Task material:
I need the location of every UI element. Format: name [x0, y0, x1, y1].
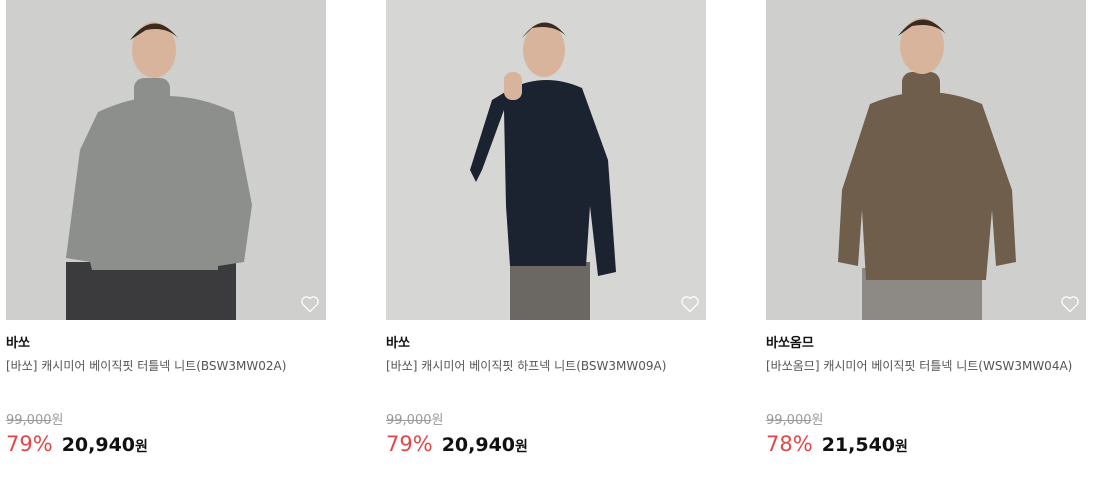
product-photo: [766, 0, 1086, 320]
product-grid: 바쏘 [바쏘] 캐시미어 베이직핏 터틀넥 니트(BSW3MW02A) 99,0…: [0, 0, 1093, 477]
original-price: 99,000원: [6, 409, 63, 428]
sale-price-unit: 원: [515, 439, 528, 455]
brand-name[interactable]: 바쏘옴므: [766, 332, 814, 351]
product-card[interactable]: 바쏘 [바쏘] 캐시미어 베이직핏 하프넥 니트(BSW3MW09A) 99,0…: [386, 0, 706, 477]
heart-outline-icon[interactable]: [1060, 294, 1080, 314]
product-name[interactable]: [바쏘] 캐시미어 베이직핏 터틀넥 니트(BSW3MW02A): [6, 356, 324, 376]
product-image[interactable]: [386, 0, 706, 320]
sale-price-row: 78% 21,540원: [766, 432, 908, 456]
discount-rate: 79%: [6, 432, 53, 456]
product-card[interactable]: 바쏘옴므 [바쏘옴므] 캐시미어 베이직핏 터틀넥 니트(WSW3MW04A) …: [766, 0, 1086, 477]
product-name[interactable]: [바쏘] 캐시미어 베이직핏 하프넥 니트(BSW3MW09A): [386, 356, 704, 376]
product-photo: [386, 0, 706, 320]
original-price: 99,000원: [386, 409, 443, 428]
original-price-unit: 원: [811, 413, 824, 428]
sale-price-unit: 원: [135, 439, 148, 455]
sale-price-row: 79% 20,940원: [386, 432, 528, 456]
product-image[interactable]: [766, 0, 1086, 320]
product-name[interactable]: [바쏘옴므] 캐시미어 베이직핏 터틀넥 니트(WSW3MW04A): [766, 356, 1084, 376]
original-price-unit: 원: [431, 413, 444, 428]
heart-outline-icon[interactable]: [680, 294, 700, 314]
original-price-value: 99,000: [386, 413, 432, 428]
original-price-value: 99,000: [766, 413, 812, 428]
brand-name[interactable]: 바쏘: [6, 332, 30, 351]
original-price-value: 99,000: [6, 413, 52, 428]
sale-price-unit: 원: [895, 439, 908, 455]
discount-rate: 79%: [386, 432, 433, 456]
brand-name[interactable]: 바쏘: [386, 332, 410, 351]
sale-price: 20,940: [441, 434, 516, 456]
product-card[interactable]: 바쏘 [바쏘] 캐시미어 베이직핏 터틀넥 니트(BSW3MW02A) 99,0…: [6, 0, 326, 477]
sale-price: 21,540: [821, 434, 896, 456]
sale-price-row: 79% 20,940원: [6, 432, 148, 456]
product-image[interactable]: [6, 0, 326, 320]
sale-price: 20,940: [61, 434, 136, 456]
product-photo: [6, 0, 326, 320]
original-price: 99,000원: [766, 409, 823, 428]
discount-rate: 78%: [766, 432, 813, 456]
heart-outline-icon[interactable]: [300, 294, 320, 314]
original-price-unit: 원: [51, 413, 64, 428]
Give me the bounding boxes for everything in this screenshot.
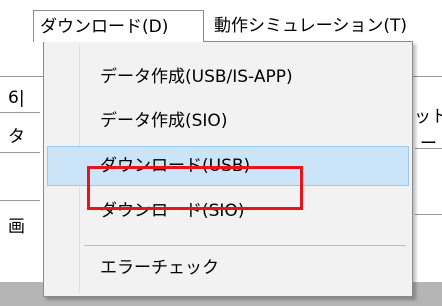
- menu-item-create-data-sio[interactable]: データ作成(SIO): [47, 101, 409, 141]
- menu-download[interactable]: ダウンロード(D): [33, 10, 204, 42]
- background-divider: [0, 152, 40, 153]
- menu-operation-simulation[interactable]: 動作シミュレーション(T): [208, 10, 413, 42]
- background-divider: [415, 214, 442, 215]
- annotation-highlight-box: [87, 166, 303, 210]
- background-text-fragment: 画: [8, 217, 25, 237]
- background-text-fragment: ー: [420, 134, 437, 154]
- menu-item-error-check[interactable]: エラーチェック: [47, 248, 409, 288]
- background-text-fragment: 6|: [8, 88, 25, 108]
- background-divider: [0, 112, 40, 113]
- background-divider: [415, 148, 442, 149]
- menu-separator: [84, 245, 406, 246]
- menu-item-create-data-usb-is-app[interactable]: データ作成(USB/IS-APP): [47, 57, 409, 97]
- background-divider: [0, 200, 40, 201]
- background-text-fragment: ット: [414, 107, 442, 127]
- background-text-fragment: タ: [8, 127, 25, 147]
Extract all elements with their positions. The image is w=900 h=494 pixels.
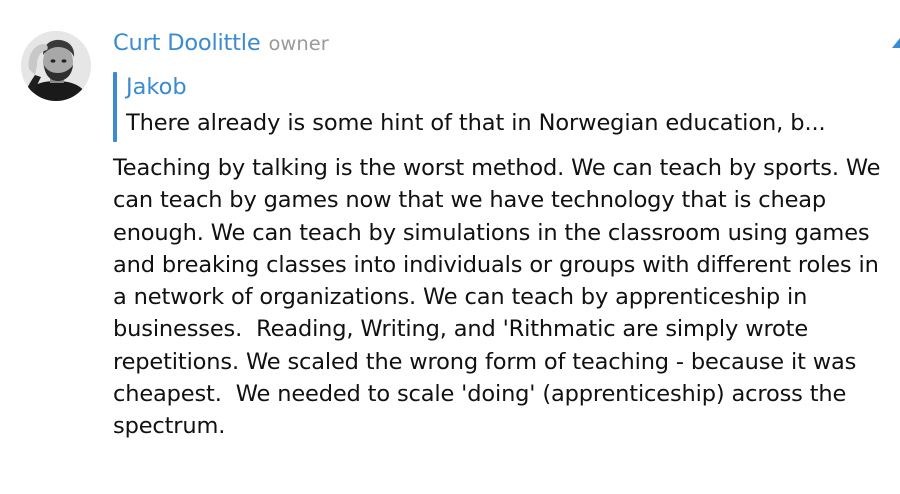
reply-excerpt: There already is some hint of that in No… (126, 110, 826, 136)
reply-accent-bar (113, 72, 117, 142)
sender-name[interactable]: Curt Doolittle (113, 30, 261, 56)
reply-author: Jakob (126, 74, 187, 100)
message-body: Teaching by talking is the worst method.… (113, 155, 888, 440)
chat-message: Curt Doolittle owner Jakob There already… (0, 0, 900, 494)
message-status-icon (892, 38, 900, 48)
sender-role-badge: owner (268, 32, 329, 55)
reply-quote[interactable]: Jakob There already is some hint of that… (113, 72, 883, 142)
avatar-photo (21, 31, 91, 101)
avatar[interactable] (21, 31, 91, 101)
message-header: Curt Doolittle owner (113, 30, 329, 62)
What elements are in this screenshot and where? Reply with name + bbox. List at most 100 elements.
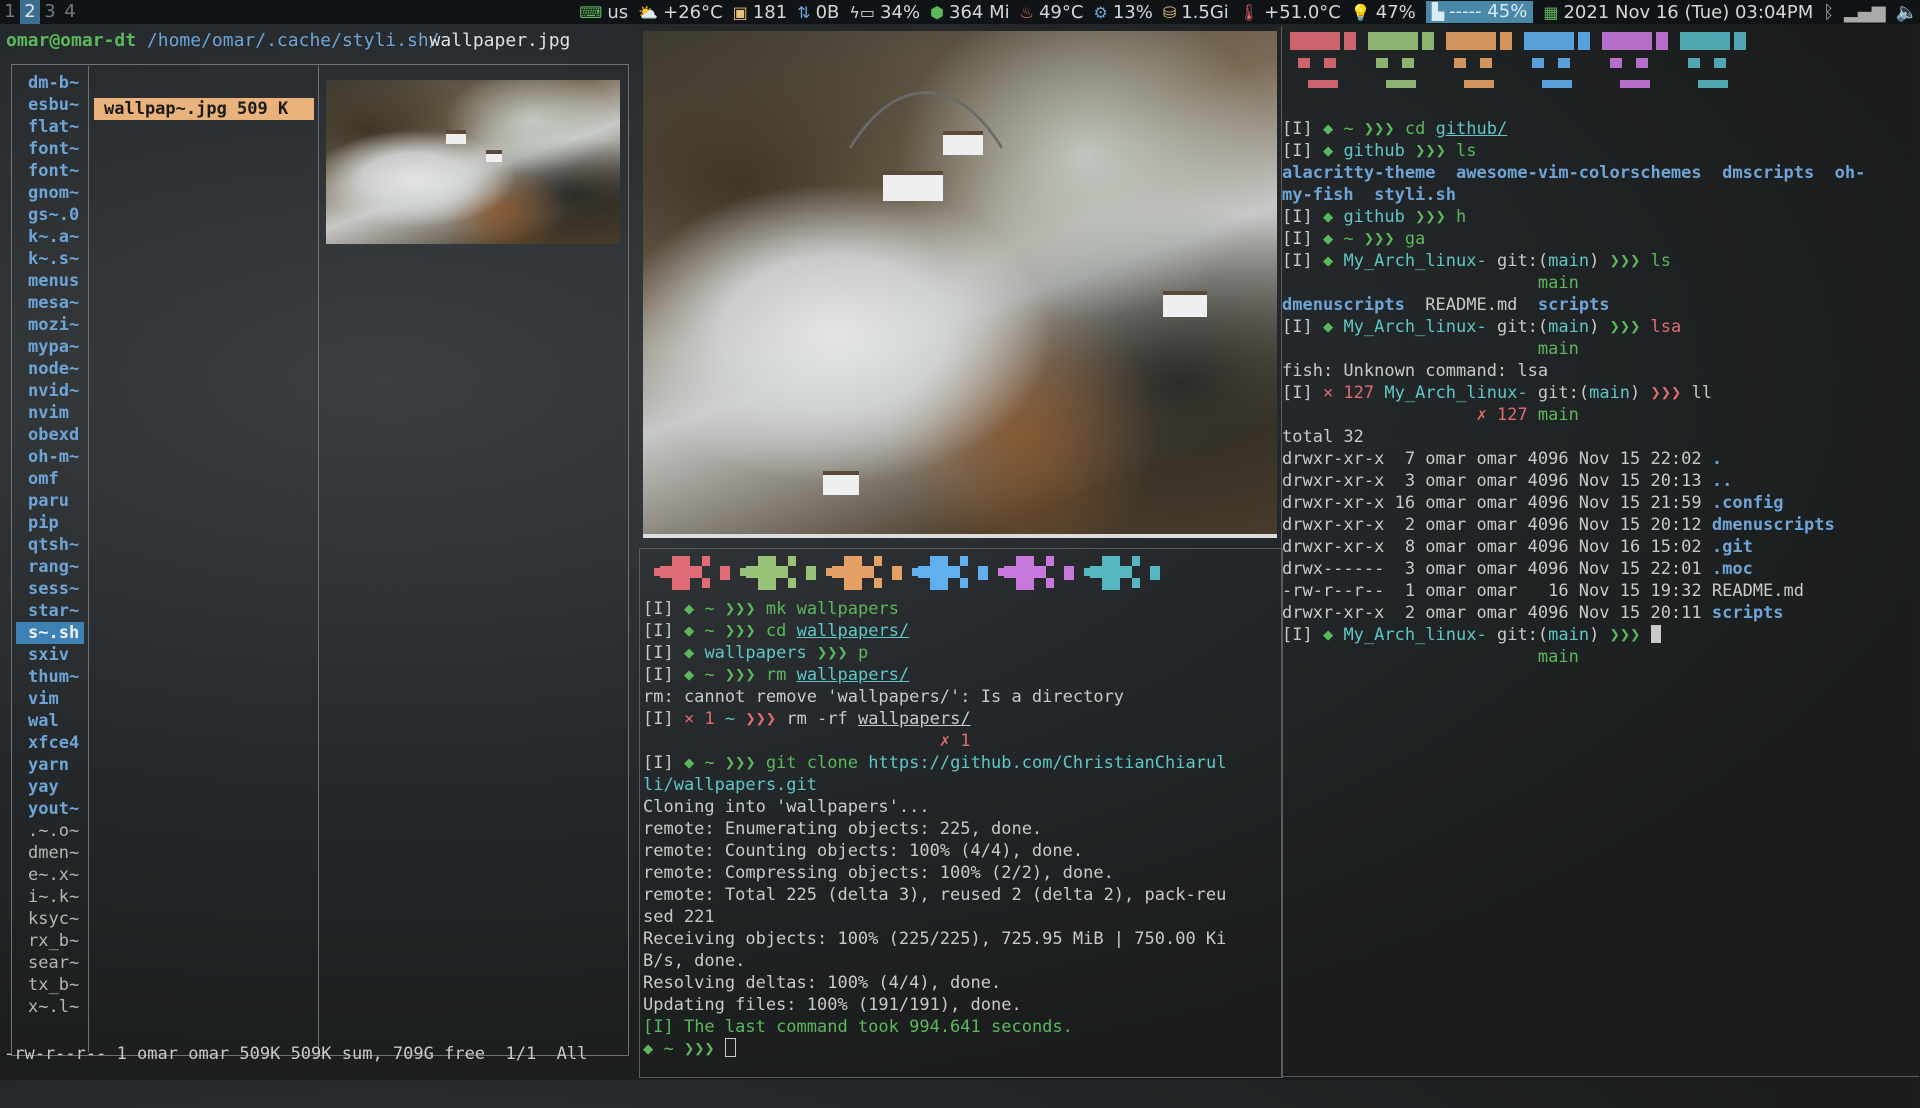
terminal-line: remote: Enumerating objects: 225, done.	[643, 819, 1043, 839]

What to work on: In the data, from the line containing "reply-excerpt: There already" through the end of the data, change "sender-role-badge" to "role-badge". Give only those lines back with nothing else altered, and leave out the pictures.

Written answer:
reply-excerpt: There already is some hint of that in No… (126, 110, 826, 136)
reply-accent-bar (113, 72, 117, 142)
sender-name[interactable]: Curt Doolittle (113, 30, 261, 56)
reply-author: Jakob (126, 74, 187, 100)
message-body: Teaching by talking is the worst method.… (113, 155, 888, 440)
chat-message: Curt Doolittle owner Jakob There already… (0, 0, 900, 494)
message-status-icon (892, 38, 900, 48)
role-badge: owner (268, 32, 329, 55)
reply-quote[interactable]: Jakob There already is some hint of that… (113, 72, 883, 142)
avatar-photo (21, 31, 91, 101)
avatar[interactable] (21, 31, 91, 101)
message-header: Curt Doolittle owner (113, 30, 329, 62)
What elements are in this screenshot and where? Reply with name + bbox. List at most 100 elements.
terminal-line: remote: Enumerating objects: 225, done.	[643, 819, 1043, 839]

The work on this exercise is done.